## Work to do
Copy out the listing below, renaming every "Per Capita Income" to "Income per Person". Keep everything else the same.

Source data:
------------------------------
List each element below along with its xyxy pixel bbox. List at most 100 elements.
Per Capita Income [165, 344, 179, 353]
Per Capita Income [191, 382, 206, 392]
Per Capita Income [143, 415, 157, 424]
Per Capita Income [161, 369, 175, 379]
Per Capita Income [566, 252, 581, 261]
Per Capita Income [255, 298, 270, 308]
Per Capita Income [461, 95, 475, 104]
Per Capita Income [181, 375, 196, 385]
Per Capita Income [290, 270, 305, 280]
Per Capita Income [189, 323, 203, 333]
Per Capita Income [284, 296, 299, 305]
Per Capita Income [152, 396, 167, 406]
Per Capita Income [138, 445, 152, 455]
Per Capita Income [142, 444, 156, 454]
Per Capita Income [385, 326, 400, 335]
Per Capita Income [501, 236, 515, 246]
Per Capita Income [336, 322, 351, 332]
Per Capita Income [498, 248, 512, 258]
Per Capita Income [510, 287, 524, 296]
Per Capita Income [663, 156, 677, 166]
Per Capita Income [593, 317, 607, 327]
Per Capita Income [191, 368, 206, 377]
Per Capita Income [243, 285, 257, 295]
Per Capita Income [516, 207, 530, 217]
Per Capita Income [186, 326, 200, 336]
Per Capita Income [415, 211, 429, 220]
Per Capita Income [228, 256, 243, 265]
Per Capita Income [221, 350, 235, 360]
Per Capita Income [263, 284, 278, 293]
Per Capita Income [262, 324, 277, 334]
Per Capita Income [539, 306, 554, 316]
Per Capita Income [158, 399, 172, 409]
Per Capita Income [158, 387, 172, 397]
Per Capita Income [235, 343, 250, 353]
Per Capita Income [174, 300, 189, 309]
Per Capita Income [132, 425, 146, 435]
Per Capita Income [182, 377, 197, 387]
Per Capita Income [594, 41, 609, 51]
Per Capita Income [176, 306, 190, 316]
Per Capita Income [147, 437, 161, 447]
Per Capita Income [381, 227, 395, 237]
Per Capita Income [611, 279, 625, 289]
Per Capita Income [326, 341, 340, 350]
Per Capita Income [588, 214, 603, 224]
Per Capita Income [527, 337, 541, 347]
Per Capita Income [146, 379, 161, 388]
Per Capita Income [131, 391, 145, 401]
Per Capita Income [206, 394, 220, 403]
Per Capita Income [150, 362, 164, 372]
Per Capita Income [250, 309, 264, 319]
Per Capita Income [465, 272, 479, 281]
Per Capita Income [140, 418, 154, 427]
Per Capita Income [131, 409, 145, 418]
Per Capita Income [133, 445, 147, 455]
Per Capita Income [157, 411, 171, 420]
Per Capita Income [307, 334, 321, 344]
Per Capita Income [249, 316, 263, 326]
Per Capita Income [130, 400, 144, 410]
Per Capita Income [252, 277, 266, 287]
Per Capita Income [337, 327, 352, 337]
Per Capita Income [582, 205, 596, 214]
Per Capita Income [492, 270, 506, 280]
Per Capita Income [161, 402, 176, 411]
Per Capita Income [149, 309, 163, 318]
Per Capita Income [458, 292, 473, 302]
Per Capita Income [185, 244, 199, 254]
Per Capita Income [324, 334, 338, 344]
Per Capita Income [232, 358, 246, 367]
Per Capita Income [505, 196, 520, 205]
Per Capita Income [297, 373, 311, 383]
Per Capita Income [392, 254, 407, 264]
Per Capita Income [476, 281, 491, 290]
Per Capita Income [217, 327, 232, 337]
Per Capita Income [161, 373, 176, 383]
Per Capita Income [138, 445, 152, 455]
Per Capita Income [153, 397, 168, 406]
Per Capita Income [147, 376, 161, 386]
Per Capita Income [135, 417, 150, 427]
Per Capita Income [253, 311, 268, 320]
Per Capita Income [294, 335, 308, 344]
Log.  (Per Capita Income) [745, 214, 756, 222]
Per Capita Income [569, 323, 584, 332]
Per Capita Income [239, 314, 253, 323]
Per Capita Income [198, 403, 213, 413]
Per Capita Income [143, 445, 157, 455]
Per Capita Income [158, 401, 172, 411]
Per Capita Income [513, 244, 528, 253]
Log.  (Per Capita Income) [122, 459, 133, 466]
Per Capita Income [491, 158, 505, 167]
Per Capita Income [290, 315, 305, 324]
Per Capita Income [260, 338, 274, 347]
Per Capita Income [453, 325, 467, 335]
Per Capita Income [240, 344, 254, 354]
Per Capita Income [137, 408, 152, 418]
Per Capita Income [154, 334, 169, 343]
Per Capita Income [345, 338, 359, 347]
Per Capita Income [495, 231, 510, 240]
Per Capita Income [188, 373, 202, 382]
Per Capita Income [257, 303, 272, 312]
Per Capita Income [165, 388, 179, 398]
------------------------------
## Solution for this problem
List each element below along with its xyxy pixel bbox. List at most 100 elements.
Income per Person [165, 344, 179, 353]
Income per Person [191, 382, 206, 392]
Income per Person [143, 415, 157, 424]
Income per Person [161, 369, 175, 379]
Income per Person [566, 252, 581, 261]
Income per Person [255, 298, 270, 308]
Income per Person [461, 95, 475, 104]
Income per Person [181, 375, 196, 385]
Income per Person [290, 270, 305, 280]
Income per Person [189, 323, 203, 333]
Income per Person [284, 296, 299, 305]
Income per Person [152, 396, 167, 406]
Income per Person [138, 445, 152, 455]
Income per Person [142, 444, 156, 454]
Income per Person [385, 326, 400, 335]
Income per Person [501, 236, 515, 246]
Income per Person [336, 322, 351, 332]
Income per Person [498, 248, 512, 258]
Income per Person [510, 287, 524, 296]
Income per Person [663, 156, 677, 166]
Income per Person [593, 317, 607, 327]
Income per Person [191, 368, 206, 377]
Income per Person [243, 285, 257, 295]
Income per Person [516, 207, 530, 217]
Income per Person [186, 326, 200, 336]
Income per Person [415, 211, 429, 220]
Income per Person [228, 256, 243, 265]
Income per Person [221, 350, 235, 360]
Income per Person [263, 284, 278, 293]
Income per Person [262, 324, 277, 334]
Income per Person [539, 306, 554, 316]
Income per Person [158, 399, 172, 409]
Income per Person [158, 387, 172, 397]
Income per Person [235, 343, 250, 353]
Income per Person [174, 300, 189, 309]
Income per Person [132, 425, 146, 435]
Income per Person [182, 377, 197, 387]
Income per Person [594, 41, 609, 51]
Income per Person [176, 306, 190, 316]
Income per Person [147, 437, 161, 447]
Income per Person [381, 227, 395, 237]
Income per Person [611, 279, 625, 289]
Income per Person [326, 341, 340, 350]
Income per Person [588, 214, 603, 224]
Income per Person [527, 337, 541, 347]
Income per Person [146, 379, 161, 388]
Income per Person [131, 391, 145, 401]
Income per Person [206, 394, 220, 403]
Income per Person [150, 362, 164, 372]
Income per Person [250, 309, 264, 319]
Income per Person [465, 272, 479, 281]
Income per Person [140, 418, 154, 427]
Income per Person [131, 409, 145, 418]
Income per Person [133, 445, 147, 455]
Income per Person [157, 411, 171, 420]
Income per Person [307, 334, 321, 344]
Income per Person [249, 316, 263, 326]
Income per Person [130, 400, 144, 410]
Income per Person [252, 277, 266, 287]
Income per Person [337, 327, 352, 337]
Income per Person [582, 205, 596, 214]
Income per Person [492, 270, 506, 280]
Income per Person [161, 402, 176, 411]
Income per Person [149, 309, 163, 318]
Income per Person [458, 292, 473, 302]
Income per Person [185, 244, 199, 254]
Income per Person [324, 334, 338, 344]
Income per Person [232, 358, 246, 367]
Income per Person [505, 196, 520, 205]
Income per Person [297, 373, 311, 383]
Income per Person [392, 254, 407, 264]
Income per Person [476, 281, 491, 290]
Income per Person [217, 327, 232, 337]
Income per Person [161, 373, 176, 383]
Income per Person [138, 445, 152, 455]
Income per Person [153, 397, 168, 406]
Income per Person [147, 376, 161, 386]
Income per Person [135, 417, 150, 427]
Income per Person [253, 311, 268, 320]
Income per Person [294, 335, 308, 344]
Log.  (Income per Person) [745, 214, 756, 222]
Income per Person [569, 323, 584, 332]
Income per Person [239, 314, 253, 323]
Income per Person [198, 403, 213, 413]
Income per Person [143, 445, 157, 455]
Income per Person [158, 401, 172, 411]
Income per Person [513, 244, 528, 253]
Log.  (Income per Person) [122, 459, 133, 466]
Income per Person [491, 158, 505, 167]
Income per Person [290, 315, 305, 324]
Income per Person [260, 338, 274, 347]
Income per Person [453, 325, 467, 335]
Income per Person [240, 344, 254, 354]
Income per Person [137, 408, 152, 418]
Income per Person [154, 334, 169, 343]
Income per Person [345, 338, 359, 347]
Income per Person [495, 231, 510, 240]
Income per Person [188, 373, 202, 382]
Income per Person [257, 303, 272, 312]
Income per Person [165, 388, 179, 398]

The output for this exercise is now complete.